### WHAT IS REQUIRED
Look through the material below for "Week". Copy every line that contains it.

(Dataset excerpt)

## Start

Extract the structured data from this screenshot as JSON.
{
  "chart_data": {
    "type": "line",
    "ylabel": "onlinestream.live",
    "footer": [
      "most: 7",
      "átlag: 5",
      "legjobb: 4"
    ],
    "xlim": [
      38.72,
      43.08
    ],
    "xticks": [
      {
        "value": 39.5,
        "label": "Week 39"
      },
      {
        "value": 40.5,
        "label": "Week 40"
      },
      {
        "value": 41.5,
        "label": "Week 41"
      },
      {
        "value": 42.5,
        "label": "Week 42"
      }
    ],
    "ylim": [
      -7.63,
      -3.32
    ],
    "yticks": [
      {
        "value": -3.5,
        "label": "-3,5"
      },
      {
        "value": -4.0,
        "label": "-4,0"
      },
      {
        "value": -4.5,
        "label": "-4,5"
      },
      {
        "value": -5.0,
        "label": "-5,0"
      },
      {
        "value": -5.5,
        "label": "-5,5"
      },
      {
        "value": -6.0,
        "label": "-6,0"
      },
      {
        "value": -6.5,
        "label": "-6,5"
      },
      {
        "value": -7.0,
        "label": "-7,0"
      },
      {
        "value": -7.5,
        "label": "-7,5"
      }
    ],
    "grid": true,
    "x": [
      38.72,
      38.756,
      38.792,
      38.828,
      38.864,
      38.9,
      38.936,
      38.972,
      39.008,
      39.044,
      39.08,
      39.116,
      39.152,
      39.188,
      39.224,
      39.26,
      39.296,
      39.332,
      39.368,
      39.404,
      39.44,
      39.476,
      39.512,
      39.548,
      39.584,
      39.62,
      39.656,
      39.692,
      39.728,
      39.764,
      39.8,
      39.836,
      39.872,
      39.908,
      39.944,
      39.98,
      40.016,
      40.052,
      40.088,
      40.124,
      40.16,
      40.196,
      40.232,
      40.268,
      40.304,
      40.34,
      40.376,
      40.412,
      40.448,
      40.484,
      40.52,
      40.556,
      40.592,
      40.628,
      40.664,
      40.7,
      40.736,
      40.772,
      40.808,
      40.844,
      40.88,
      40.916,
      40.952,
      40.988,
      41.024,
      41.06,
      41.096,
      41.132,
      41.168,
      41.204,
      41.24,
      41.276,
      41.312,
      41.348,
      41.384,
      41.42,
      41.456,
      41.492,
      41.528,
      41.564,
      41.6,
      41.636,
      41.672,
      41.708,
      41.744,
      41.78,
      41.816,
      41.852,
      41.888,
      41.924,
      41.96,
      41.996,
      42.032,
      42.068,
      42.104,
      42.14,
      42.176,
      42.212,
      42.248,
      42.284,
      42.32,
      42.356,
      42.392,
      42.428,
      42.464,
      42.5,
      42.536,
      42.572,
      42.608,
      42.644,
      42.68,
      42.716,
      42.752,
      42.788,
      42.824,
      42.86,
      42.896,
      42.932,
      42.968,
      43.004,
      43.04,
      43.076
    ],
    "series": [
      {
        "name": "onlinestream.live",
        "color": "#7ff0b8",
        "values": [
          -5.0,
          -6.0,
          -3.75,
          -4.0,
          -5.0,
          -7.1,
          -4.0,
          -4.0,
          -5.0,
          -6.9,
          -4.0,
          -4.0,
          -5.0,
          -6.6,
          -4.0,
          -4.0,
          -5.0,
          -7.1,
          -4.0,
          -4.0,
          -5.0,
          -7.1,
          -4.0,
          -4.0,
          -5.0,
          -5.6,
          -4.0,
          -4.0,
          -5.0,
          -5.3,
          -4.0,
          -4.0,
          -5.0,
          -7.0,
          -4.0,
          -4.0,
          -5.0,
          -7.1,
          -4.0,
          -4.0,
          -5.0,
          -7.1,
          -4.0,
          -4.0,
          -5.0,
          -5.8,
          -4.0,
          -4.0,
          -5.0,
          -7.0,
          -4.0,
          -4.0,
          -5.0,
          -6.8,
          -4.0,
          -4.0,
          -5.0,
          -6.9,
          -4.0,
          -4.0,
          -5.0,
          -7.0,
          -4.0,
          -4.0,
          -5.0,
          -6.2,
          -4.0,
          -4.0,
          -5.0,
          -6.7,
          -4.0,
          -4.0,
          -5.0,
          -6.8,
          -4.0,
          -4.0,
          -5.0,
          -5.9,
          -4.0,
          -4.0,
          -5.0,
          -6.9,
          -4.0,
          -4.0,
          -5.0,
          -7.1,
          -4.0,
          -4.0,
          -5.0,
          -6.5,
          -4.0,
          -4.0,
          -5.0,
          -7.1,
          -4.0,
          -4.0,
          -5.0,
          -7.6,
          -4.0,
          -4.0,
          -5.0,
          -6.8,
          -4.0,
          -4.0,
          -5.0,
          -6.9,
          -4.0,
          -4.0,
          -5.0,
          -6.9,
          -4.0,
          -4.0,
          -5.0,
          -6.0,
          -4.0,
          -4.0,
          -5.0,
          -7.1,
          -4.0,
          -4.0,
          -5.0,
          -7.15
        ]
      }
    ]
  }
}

## End

### ANSWER TO THIS TASK
        "label": "Week 39"
        "label": "Week 40"
        "label": "Week 41"
        "label": "Week 42"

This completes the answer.